(Dataset items)
* START *
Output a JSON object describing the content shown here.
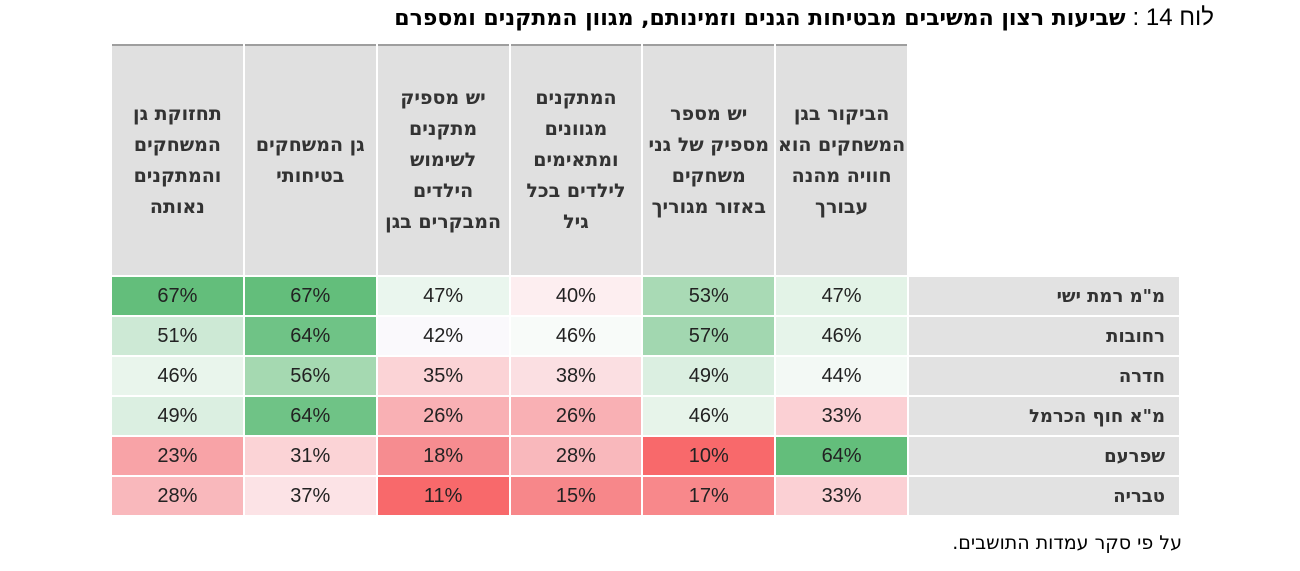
{
  "title": {
    "label": "לוח 14 :",
    "text": "שביעות רצון המשיבים מבטיחות הגנים וזמינותם, מגוון המתקנים ומספרם"
  },
  "columns": [
    "הביקור בגן המשחקים הוא חוויה מהנה עבורך",
    "יש מספר מספיק של גני משחקים באזור מגוריך",
    "המתקנים מגוונים ומתאימים לילדים בכל גיל",
    "יש מספיק מתקנים לשימוש הילדים המבקרים בגן",
    "גן המשחקים בטיחותי",
    "תחזוקת גן המשחקים והמתקנים נאותה"
  ],
  "rows": [
    {
      "label": "מ\"מ רמת ישי",
      "values": [
        "47%",
        "53%",
        "40%",
        "47%",
        "67%",
        "67%"
      ],
      "colors": [
        "#e3f3e7",
        "#a9dab5",
        "#fdeef0",
        "#eaf6ee",
        "#63be7b",
        "#63be7b"
      ]
    },
    {
      "label": "רחובות",
      "values": [
        "46%",
        "57%",
        "46%",
        "42%",
        "64%",
        "51%"
      ],
      "colors": [
        "#e6f4ea",
        "#a2d7b0",
        "#f8fbf9",
        "#faf9fc",
        "#6fc386",
        "#cde9d5"
      ]
    },
    {
      "label": "חדרה",
      "values": [
        "44%",
        "49%",
        "38%",
        "35%",
        "56%",
        "46%"
      ],
      "colors": [
        "#f3f9f5",
        "#dbefe1",
        "#fbdfe2",
        "#fbd3d6",
        "#a5d9b1",
        "#e9f5ec"
      ]
    },
    {
      "label": "מ\"א חוף הכרמל",
      "values": [
        "33%",
        "46%",
        "26%",
        "26%",
        "64%",
        "49%"
      ],
      "colors": [
        "#fbd0d4",
        "#e7f4ea",
        "#f9b0b4",
        "#f9b0b4",
        "#6fc386",
        "#dbefe1"
      ]
    },
    {
      "label": "שפרעם",
      "values": [
        "64%",
        "10%",
        "28%",
        "18%",
        "31%",
        "23%"
      ],
      "colors": [
        "#63be7b",
        "#f8696b",
        "#f9b8bc",
        "#f68c90",
        "#fbd3d6",
        "#f8a3a7"
      ]
    },
    {
      "label": "טבריה",
      "values": [
        "33%",
        "17%",
        "15%",
        "11%",
        "37%",
        "28%"
      ],
      "colors": [
        "#fbd0d4",
        "#f8888b",
        "#f7878a",
        "#f8696b",
        "#fce3e6",
        "#f9b8bc"
      ]
    }
  ],
  "source": "על פי סקר עמדות התושבים."
}
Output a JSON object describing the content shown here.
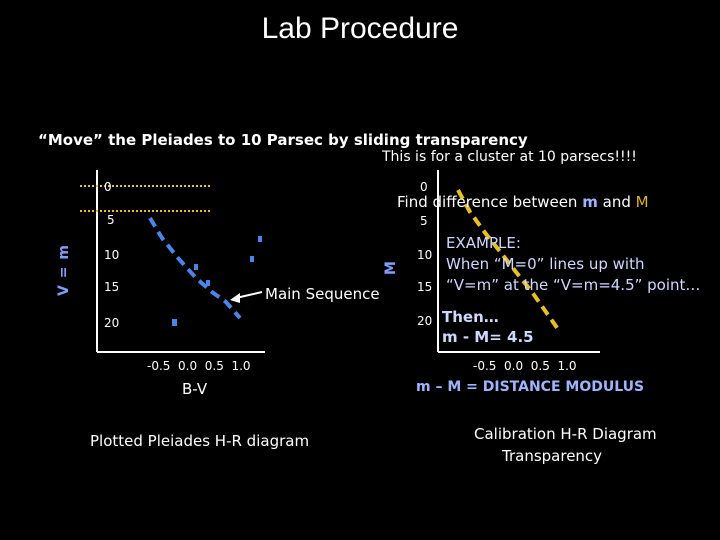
{
  "title": "Lab Procedure",
  "subtitle": "“Move” the Pleiades to 10 Parsec by sliding transparency",
  "note": "This is for a cluster at 10 parsecs!!!!",
  "left_plot": {
    "y_axis_label": "V = m",
    "y_ticks": [
      "0",
      "5",
      "10",
      "15",
      "20"
    ],
    "x_ticks": "-0.5  0.0  0.5  1.0",
    "x_axis_label": "B-V",
    "main_sequence_label": "Main Sequence",
    "caption": "Plotted Pleiades H-R diagram"
  },
  "right_plot": {
    "y_axis_label": "M",
    "y_ticks": [
      "0",
      "5",
      "10",
      "15",
      "20"
    ],
    "x_ticks": "-0.5  0.0  0.5  1.0",
    "find_prefix": "Find difference between",
    "find_m": "m",
    "find_and": "and",
    "find_M": "M",
    "example_line1": "EXAMPLE:",
    "example_line2": "When “M=0” lines up with",
    "example_line3": "“V=m” at the “V=m=4.5” point…",
    "then_line1": "Then…",
    "then_line2": "m - M= 4.5",
    "distance_modulus": "m – M = DISTANCE MODULUS",
    "caption_line1": "Calibration H-R Diagram",
    "caption_line2": "Transparency"
  },
  "colors": {
    "dash_blue": "#4a86e8",
    "dash_yellow": "#e8c020",
    "accent_blue": "#7f9fff"
  }
}
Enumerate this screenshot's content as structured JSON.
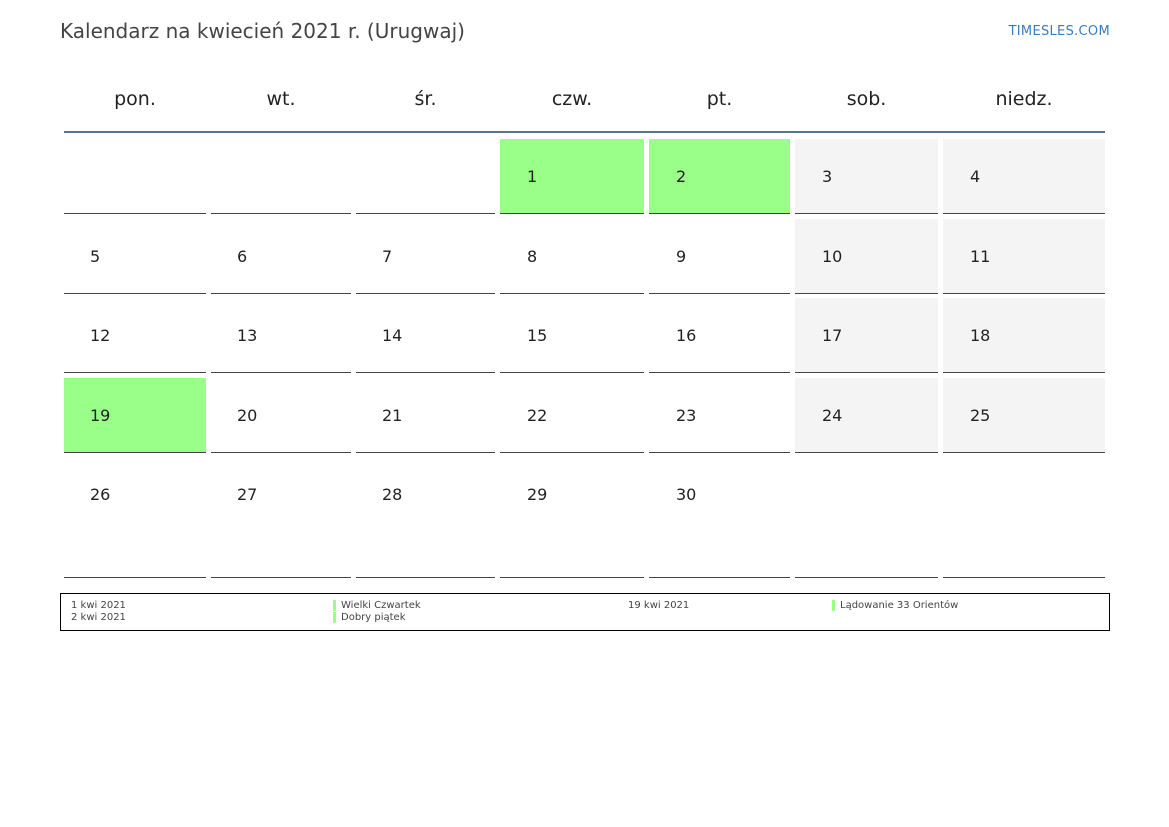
* END *
Keep the pictures out of the copy and return the rest of the data above exactly.

EXERCISE ANSWER
Output a JSON object describing the content shown here.
{
  "title": {
    "label": "לוח 14 :",
    "text": "שביעות רצון המשיבים מבטיחות הגנים וזמינותם, מגוון המתקנים ומספרם"
  },
  "columns": [
    "הביקור בגן המשחקים הוא חוויה מהנה עבורך",
    "יש מספר מספיק של גני משחקים באזור מגוריך",
    "המתקנים מגוונים ומתאימים לילדים בכל גיל",
    "יש מספיק מתקנים לשימוש הילדים המבקרים בגן",
    "גן המשחקים בטיחותי",
    "תחזוקת גן המשחקים והמתקנים נאותה"
  ],
  "rows": [
    {
      "label": "מ\"מ רמת ישי",
      "values": [
        "47%",
        "53%",
        "40%",
        "47%",
        "67%",
        "67%"
      ],
      "colors": [
        "#e3f3e7",
        "#a9dab5",
        "#fdeef0",
        "#eaf6ee",
        "#63be7b",
        "#63be7b"
      ]
    },
    {
      "label": "רחובות",
      "values": [
        "46%",
        "57%",
        "46%",
        "42%",
        "64%",
        "51%"
      ],
      "colors": [
        "#e6f4ea",
        "#a2d7b0",
        "#f8fbf9",
        "#faf9fc",
        "#6fc386",
        "#cde9d5"
      ]
    },
    {
      "label": "חדרה",
      "values": [
        "44%",
        "49%",
        "38%",
        "35%",
        "56%",
        "46%"
      ],
      "colors": [
        "#f3f9f5",
        "#dbefe1",
        "#fbdfe2",
        "#fbd3d6",
        "#a5d9b1",
        "#e9f5ec"
      ]
    },
    {
      "label": "מ\"א חוף הכרמל",
      "values": [
        "33%",
        "46%",
        "26%",
        "26%",
        "64%",
        "49%"
      ],
      "colors": [
        "#fbd0d4",
        "#e7f4ea",
        "#f9b0b4",
        "#f9b0b4",
        "#6fc386",
        "#dbefe1"
      ]
    },
    {
      "label": "שפרעם",
      "values": [
        "64%",
        "10%",
        "28%",
        "18%",
        "31%",
        "23%"
      ],
      "colors": [
        "#63be7b",
        "#f8696b",
        "#f9b8bc",
        "#f68c90",
        "#fbd3d6",
        "#f8a3a7"
      ]
    },
    {
      "label": "טבריה",
      "values": [
        "33%",
        "17%",
        "15%",
        "11%",
        "37%",
        "28%"
      ],
      "colors": [
        "#fbd0d4",
        "#f8888b",
        "#f7878a",
        "#f8696b",
        "#fce3e6",
        "#f9b8bc"
      ]
    }
  ],
  "source": "על פי סקר עמדות התושבים."
}
Output a JSON object describing the content shown here.
{
  "title": "Lab Procedure",
  "subtitle": "“Move” the Pleiades to 10 Parsec by sliding transparency",
  "note": "This is for a cluster at 10 parsecs!!!!",
  "left_plot": {
    "y_axis_label": "V = m",
    "y_ticks": [
      "0",
      "5",
      "10",
      "15",
      "20"
    ],
    "x_ticks": "-0.5  0.0  0.5  1.0",
    "x_axis_label": "B-V",
    "main_sequence_label": "Main Sequence",
    "caption": "Plotted Pleiades H-R diagram"
  },
  "right_plot": {
    "y_axis_label": "M",
    "y_ticks": [
      "0",
      "5",
      "10",
      "15",
      "20"
    ],
    "x_ticks": "-0.5  0.0  0.5  1.0",
    "find_prefix": "Find difference between",
    "find_m": "m",
    "find_and": "and",
    "find_M": "M",
    "example_line1": "EXAMPLE:",
    "example_line2": "When “M=0” lines up with",
    "example_line3": "“V=m” at the “V=m=4.5” point…",
    "then_line1": "Then…",
    "then_line2": "m - M= 4.5",
    "distance_modulus": "m – M = DISTANCE MODULUS",
    "caption_line1": "Calibration H-R Diagram",
    "caption_line2": "Transparency"
  },
  "colors": {
    "dash_blue": "#4a86e8",
    "dash_yellow": "#e8c020",
    "accent_blue": "#7f9fff"
  }
}
Enumerate this screenshot's content as structured JSON.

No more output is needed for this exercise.